WRITTEN REQUEST 1 — Using the forum thread on GHC specialization, decide whether each statement below agrees with it, answering yes or no and quoting the deciding words. (a) The generic version of sort is described as horribly slow. (b) The thread says INLINE is rarely used. (c) One post likens the idea to implicit template instantiation in C++.
>> START TEXT SHOWN
Do you think there’s a way for a ghc plugin to propagate information from the callee to called function across module boundaries? I imagine something like a special selected set of “magic types” (like Float) where we reverse the flow of information in order to guarantee that whatever function called with this type is inlinable and specialized/inlined. Ideally do this recursively. Maybe only for calls originating from specially marked functions so that maybe not the whole compilation gets bugged down, but I can still guarantee that for my numerical routines we take extra care and it’s not that delicate.

Is this a good idea? I know this might be naive. Afaik compilation usually flows the other way round

1 Like

Do you think there’s a way for a ghc plugin to propagate information from the callee to called function across module boundaries?

Can you be more precise? Give examples of what you want to achieve. Thanks!

I think it’s something like that. Let consider function sort :: Vector v a => v a -> v a. Generic version is horribly slow so we want to always use fully specialized version and it’s large so we don’t want to inline it.

So how could we proceed? One way is to add SPECIALIZE pragmas to sort. But then we’ll need to add such pragmas to all generic callers of sort. And 1) it’s a lot of work 2) there’s no good way to find which specializations are missing 3) user who calls sort or any function which uses sort with some freshly defined type needs to add all missing SPECALIZE and as I said there’s no easy way to find them.

Right now only semi-reliably working way of getting specialization is to use INLINE. I think it’s overused quite a bit, see vector-algorithms as an example

yes! sry if I was unclear. Especially because for numerical algorithms there’s a clear “hot” path where we really care about performance! And it’s really all about performance.

But, not only is this annoying to do: 1st. you don’t realize when specializations are missing, 2. it’s unreliable as the “willingness” of ghc to do the right thing can change between GHC-versions and 3. it’s a lot of work. You do not only have to write the code, no, you have to babysit these pragmas a lot and figure out what went wrong.

And there are some simple rules to look for, like Int and Float should never be called generically in these routines (what I meant with “special types”). So it would be nice to check this automatically and nudge ghc into the right direction

This looks like implicit template instantiation in C++. I.e. your sort function is a kind of template that has to be instantiated (i.e. specialized) by the compiler.
>> END TEXT SHOWN
>> START EXTRACTED ENTRIES
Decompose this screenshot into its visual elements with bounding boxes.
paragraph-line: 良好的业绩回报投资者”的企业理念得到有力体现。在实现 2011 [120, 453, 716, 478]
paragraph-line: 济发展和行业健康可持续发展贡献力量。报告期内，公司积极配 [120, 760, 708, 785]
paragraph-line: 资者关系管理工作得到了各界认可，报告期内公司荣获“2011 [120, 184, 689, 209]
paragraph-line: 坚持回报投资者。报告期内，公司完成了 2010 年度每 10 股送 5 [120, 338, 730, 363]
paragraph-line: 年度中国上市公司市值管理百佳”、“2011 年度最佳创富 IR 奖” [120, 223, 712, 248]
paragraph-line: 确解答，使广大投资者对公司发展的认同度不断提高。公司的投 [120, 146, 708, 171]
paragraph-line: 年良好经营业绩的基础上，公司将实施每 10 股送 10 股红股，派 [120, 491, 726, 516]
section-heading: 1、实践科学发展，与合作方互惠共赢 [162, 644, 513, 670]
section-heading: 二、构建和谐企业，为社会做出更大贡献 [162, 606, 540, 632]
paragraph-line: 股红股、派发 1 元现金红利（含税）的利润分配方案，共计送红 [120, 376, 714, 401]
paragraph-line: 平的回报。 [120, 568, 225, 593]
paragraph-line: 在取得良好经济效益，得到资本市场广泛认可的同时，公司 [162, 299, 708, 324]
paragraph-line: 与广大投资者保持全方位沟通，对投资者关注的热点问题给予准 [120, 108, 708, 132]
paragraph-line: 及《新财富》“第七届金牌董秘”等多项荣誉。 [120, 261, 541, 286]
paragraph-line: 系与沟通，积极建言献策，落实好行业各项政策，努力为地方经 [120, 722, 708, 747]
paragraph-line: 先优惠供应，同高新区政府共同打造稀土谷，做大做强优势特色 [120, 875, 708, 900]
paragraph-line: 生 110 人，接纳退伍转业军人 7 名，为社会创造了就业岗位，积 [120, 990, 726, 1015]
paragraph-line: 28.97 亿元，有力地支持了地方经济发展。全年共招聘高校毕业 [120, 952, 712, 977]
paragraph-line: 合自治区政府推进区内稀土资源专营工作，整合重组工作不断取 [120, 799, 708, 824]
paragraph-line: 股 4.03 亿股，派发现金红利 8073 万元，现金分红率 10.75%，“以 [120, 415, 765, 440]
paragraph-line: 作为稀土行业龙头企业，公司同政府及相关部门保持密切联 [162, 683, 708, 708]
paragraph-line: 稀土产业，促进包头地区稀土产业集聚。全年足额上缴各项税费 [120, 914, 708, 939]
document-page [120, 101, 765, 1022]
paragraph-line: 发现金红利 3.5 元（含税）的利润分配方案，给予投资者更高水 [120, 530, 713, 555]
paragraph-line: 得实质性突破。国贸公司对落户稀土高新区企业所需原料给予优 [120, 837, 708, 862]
>> END EXTRACTED ENTRIES
WRITTEN REQUEST 2 — Print the records unchanged, starting at their first line and stopping after the line that contains "paragraph-line: 坚持回报投资者。报告期内，公司完成了 2010", with both of those lines included.

WRITTEN SOLUTION 1 —
(a) Yes: "Generic version is horribly slow so we want to always use fully specialized version"
(b) No: "I think it’s overused quite a bit"
(c) Yes: "This looks like implicit template instantiation in C++."

WRITTEN SOLUTION 2 —
Decompose this screenshot into its visual elements with bounding boxes.
paragraph-line: 良好的业绩回报投资者”的企业理念得到有力体现。在实现 2011 [120, 453, 716, 478]
paragraph-line: 济发展和行业健康可持续发展贡献力量。报告期内，公司积极配 [120, 760, 708, 785]
paragraph-line: 资者关系管理工作得到了各界认可，报告期内公司荣获“2011 [120, 184, 689, 209]
paragraph-line: 坚持回报投资者。报告期内，公司完成了 2010 年度每 10 股送 5 [120, 338, 730, 363]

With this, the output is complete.